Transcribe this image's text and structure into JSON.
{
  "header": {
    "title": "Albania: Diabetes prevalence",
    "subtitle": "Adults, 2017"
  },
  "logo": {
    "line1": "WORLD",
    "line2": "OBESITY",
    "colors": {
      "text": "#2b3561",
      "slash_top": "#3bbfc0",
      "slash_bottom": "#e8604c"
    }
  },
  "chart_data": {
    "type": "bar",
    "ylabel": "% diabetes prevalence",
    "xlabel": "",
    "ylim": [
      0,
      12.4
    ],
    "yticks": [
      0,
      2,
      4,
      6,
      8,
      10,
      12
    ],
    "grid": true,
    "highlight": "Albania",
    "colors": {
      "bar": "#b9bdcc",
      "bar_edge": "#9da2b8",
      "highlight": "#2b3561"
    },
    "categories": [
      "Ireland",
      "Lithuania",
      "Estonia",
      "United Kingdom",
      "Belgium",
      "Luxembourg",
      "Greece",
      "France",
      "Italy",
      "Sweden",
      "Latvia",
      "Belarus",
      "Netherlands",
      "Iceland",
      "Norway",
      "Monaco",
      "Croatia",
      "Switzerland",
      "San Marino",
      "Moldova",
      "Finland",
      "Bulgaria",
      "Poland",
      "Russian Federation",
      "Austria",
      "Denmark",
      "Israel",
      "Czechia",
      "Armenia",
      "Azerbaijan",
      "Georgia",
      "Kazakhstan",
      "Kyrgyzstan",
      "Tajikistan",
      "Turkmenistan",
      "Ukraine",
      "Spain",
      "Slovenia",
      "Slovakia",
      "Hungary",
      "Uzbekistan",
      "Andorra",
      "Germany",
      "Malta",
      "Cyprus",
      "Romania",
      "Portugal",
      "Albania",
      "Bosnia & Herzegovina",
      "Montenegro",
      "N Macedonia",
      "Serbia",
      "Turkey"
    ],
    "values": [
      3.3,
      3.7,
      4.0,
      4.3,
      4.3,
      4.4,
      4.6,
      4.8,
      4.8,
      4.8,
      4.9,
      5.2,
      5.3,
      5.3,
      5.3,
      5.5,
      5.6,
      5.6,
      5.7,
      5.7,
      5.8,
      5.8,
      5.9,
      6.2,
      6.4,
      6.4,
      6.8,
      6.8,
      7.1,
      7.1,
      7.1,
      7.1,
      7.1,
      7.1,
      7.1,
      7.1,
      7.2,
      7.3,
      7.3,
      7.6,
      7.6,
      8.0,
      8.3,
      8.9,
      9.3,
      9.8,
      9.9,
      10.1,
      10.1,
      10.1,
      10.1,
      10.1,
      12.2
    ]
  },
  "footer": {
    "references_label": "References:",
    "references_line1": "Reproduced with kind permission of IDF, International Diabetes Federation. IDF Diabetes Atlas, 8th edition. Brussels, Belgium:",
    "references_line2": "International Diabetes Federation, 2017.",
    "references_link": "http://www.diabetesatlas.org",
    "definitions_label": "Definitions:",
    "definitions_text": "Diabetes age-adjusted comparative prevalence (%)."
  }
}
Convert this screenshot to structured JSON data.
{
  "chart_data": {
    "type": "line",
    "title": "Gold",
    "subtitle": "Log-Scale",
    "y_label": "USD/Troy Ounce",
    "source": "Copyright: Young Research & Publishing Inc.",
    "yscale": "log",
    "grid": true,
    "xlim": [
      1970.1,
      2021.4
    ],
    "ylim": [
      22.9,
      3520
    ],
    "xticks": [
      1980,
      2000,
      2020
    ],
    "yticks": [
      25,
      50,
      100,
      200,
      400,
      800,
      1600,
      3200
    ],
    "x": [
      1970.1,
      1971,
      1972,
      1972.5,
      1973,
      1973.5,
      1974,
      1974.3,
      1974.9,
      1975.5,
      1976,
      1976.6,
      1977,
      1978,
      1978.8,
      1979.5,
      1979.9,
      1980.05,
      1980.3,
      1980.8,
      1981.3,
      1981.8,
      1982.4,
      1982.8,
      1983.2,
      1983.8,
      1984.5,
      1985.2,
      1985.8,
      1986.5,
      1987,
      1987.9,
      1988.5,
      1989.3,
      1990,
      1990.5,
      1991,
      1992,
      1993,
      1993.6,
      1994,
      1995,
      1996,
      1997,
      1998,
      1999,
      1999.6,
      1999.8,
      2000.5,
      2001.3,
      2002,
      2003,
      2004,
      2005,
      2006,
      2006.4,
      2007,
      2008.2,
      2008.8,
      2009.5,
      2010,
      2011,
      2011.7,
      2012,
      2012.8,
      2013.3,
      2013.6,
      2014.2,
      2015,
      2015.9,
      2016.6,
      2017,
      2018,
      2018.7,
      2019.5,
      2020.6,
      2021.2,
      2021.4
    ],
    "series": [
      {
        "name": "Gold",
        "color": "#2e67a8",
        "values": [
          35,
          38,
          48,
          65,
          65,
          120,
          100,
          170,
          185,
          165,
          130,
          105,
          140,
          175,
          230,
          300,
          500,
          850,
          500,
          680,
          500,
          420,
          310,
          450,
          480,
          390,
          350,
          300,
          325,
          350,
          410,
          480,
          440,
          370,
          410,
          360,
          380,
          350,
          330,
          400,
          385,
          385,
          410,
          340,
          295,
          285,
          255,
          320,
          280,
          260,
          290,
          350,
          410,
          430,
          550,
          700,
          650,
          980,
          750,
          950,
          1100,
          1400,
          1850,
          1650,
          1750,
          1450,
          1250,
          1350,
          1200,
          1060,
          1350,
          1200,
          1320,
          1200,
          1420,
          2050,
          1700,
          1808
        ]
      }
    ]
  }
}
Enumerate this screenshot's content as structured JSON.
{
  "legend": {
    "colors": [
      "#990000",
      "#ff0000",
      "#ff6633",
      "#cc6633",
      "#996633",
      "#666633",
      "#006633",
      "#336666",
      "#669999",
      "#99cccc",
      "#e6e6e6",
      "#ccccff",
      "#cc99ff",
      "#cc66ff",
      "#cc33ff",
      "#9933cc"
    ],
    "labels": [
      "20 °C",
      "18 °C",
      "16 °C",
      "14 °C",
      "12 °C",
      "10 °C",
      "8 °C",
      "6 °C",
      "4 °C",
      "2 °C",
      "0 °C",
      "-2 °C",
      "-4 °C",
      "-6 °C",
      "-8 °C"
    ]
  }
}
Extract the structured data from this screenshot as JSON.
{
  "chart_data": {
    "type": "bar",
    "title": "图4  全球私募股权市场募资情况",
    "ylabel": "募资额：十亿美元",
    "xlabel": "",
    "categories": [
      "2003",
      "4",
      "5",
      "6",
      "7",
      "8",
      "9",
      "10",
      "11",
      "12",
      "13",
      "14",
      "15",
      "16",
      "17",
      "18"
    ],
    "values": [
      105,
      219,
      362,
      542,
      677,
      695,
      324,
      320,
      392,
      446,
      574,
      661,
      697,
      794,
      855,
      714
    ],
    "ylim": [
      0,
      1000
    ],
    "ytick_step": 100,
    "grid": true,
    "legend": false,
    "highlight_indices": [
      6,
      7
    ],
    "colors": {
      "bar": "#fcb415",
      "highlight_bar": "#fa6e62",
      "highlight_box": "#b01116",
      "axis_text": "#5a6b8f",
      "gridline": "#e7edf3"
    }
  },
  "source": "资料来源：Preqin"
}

**Stated problem:** Quote only the lines from the one containing "Extract the structured" through the final line of the records, with both ends included.

**Answer to the exercise:**
Extract the structured data from this screenshot as JSON.
{
  "chart_data": {
    "type": "bar",
    "title": "图4  全球私募股权市场募资情况",
    "ylabel": "募资额：十亿美元",
    "xlabel": "",
    "categories": [
      "2003",
      "4",
      "5",
      "6",
      "7",
      "8",
      "9",
      "10",
      "11",
      "12",
      "13",
      "14",
      "15",
      "16",
      "17",
      "18"
    ],
    "values": [
      105,
      219,
      362,
      542,
      677,
      695,
      324,
      320,
      392,
      446,
      574,
      661,
      697,
      794,
      855,
      714
    ],
    "ylim": [
      0,
      1000
    ],
    "ytick_step": 100,
    "grid": true,
    "legend": false,
    "highlight_indices": [
      6,
      7
    ],
    "colors": {
      "bar": "#fcb415",
      "highlight_bar": "#fa6e62",
      "highlight_box": "#b01116",
      "axis_text": "#5a6b8f",
      "gridline": "#e7edf3"
    }
  },
  "source": "资料来源：Preqin"
}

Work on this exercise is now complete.